__To be done__
Format the rows from the line containing "most 100 elements." to the line containing "panel-c-bottomright-band-4 — [284, 380, 295, 490]", inclusive, as a JSON list of strings with one string per line and no blank lines.

__Extracted records__
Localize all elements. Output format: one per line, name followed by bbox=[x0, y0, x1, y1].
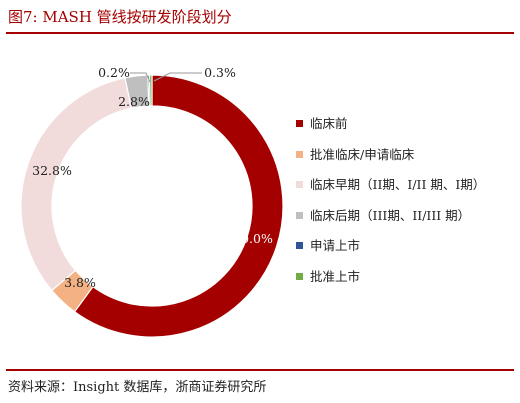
---
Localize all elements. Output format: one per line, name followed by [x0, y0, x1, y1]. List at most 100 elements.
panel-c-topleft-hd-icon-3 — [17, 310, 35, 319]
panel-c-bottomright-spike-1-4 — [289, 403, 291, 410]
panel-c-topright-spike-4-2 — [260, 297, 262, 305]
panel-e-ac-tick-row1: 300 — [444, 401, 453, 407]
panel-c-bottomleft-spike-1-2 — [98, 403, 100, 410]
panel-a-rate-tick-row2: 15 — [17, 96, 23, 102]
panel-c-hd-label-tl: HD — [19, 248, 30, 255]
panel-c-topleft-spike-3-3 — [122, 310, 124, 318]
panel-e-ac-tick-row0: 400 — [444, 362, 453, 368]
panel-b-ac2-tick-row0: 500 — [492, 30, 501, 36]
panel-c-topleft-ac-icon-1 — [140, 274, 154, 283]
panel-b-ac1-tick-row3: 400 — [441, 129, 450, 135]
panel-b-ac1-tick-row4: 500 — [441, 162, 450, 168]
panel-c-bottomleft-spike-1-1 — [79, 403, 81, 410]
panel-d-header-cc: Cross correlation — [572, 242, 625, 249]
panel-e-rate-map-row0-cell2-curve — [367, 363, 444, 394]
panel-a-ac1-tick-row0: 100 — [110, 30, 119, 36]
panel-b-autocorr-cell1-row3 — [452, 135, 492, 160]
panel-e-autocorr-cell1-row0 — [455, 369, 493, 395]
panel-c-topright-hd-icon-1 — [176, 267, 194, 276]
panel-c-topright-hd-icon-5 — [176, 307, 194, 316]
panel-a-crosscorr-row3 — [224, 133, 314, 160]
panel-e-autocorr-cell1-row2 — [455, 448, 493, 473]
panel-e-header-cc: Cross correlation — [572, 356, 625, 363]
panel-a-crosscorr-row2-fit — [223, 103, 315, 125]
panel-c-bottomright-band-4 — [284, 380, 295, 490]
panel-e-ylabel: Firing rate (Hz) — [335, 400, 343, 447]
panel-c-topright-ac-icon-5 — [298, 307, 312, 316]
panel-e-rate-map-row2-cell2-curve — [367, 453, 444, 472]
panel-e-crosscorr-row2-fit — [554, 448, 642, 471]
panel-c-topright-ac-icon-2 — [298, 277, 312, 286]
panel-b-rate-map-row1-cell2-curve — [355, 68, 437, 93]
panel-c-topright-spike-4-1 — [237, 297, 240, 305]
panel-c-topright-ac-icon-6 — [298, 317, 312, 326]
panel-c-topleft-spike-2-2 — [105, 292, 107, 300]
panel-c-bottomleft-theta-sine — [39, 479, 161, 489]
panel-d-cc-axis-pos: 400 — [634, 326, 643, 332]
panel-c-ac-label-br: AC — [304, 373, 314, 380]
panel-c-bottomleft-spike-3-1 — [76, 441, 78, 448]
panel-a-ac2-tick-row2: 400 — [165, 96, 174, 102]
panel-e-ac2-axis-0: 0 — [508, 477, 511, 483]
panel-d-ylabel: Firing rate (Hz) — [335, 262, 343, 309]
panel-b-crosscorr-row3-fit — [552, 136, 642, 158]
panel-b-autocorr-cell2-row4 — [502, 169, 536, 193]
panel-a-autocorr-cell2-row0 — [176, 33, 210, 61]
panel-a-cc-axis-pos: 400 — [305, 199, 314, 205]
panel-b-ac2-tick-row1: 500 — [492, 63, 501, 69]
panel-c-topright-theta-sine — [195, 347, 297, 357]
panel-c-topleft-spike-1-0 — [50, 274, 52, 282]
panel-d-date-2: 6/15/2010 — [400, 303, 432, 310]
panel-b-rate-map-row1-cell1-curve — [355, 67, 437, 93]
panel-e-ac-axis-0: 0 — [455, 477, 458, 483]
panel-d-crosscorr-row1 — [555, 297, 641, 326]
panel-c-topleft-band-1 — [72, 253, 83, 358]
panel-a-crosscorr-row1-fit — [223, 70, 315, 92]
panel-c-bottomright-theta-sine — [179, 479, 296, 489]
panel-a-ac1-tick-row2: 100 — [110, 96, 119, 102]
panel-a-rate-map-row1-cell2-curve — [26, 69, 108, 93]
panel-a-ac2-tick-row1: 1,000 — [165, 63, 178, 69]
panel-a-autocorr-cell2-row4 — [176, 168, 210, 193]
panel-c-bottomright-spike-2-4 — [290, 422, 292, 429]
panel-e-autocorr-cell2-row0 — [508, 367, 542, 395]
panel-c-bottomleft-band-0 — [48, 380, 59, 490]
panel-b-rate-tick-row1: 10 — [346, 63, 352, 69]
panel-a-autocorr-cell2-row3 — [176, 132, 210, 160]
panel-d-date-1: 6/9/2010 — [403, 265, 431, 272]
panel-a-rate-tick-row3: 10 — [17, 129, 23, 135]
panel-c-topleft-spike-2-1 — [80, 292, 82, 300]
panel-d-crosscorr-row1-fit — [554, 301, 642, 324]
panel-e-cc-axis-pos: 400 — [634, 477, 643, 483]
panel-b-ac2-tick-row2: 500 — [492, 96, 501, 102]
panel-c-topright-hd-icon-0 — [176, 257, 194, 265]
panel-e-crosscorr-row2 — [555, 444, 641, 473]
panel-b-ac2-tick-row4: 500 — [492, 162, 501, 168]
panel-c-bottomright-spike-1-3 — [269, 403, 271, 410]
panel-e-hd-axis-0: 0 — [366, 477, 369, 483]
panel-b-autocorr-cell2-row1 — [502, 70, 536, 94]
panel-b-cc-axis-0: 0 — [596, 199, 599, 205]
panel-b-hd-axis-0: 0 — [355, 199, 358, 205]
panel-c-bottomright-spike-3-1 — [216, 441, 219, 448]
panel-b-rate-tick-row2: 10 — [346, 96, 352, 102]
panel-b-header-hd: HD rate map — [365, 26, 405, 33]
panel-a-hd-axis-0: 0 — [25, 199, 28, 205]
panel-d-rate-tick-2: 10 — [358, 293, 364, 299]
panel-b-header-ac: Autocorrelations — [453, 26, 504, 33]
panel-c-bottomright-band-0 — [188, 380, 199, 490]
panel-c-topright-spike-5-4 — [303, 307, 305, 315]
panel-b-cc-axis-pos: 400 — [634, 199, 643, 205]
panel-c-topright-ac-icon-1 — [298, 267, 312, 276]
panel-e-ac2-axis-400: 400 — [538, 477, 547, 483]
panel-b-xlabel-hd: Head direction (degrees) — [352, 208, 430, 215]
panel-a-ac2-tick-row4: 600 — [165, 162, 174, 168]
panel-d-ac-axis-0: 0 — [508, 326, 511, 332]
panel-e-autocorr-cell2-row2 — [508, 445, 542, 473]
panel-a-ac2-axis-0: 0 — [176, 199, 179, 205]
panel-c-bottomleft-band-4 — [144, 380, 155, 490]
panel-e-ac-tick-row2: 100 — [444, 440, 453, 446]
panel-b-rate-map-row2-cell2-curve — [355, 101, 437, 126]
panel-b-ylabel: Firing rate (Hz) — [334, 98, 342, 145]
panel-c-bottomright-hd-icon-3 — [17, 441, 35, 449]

__Correct result__
[
  "Localize all elements. Output format: one per line, name followed by [x0, y0, x1, y1]. List at most 100 elements.",
  "panel-c-topleft-hd-icon-3 — [17, 310, 35, 319]",
  "panel-c-bottomright-spike-1-4 — [289, 403, 291, 410]",
  "panel-c-topright-spike-4-2 — [260, 297, 262, 305]",
  "panel-e-ac-tick-row1: 300 — [444, 401, 453, 407]",
  "panel-c-bottomleft-spike-1-2 — [98, 403, 100, 410]",
  "panel-a-rate-tick-row2: 15 — [17, 96, 23, 102]",
  "panel-c-hd-label-tl: HD — [19, 248, 30, 255]",
  "panel-c-topleft-spike-3-3 — [122, 310, 124, 318]",
  "panel-e-ac-tick-row0: 400 — [444, 362, 453, 368]",
  "panel-b-ac2-tick-row0: 500 — [492, 30, 501, 36]",
  "panel-c-topleft-ac-icon-1 — [140, 274, 154, 283]",
  "panel-b-ac1-tick-row3: 400 — [441, 129, 450, 135]",
  "panel-b-ac1-tick-row4: 500 — [441, 162, 450, 168]",
  "panel-c-bottomleft-spike-1-1 — [79, 403, 81, 410]",
  "panel-d-header-cc: Cross correlation — [572, 242, 625, 249]",
  "panel-e-rate-map-row0-cell2-curve — [367, 363, 444, 394]",
  "panel-a-ac1-tick-row0: 100 — [110, 30, 119, 36]",
  "panel-b-autocorr-cell1-row3 — [452, 135, 492, 160]",
  "panel-e-autocorr-cell1-row0 — [455, 369, 493, 395]",
  "panel-c-topright-hd-icon-1 — [176, 267, 194, 276]",
  "panel-c-topright-hd-icon-5 — [176, 307, 194, 316]",
  "panel-a-crosscorr-row3 — [224, 133, 314, 160]",
  "panel-e-autocorr-cell1-row2 — [455, 448, 493, 473]",
  "panel-e-header-cc: Cross correlation — [572, 356, 625, 363]",
  "panel-a-crosscorr-row2-fit — [223, 103, 315, 125]",
  "panel-c-bottomright-band-4 — [284, 380, 295, 490]"
]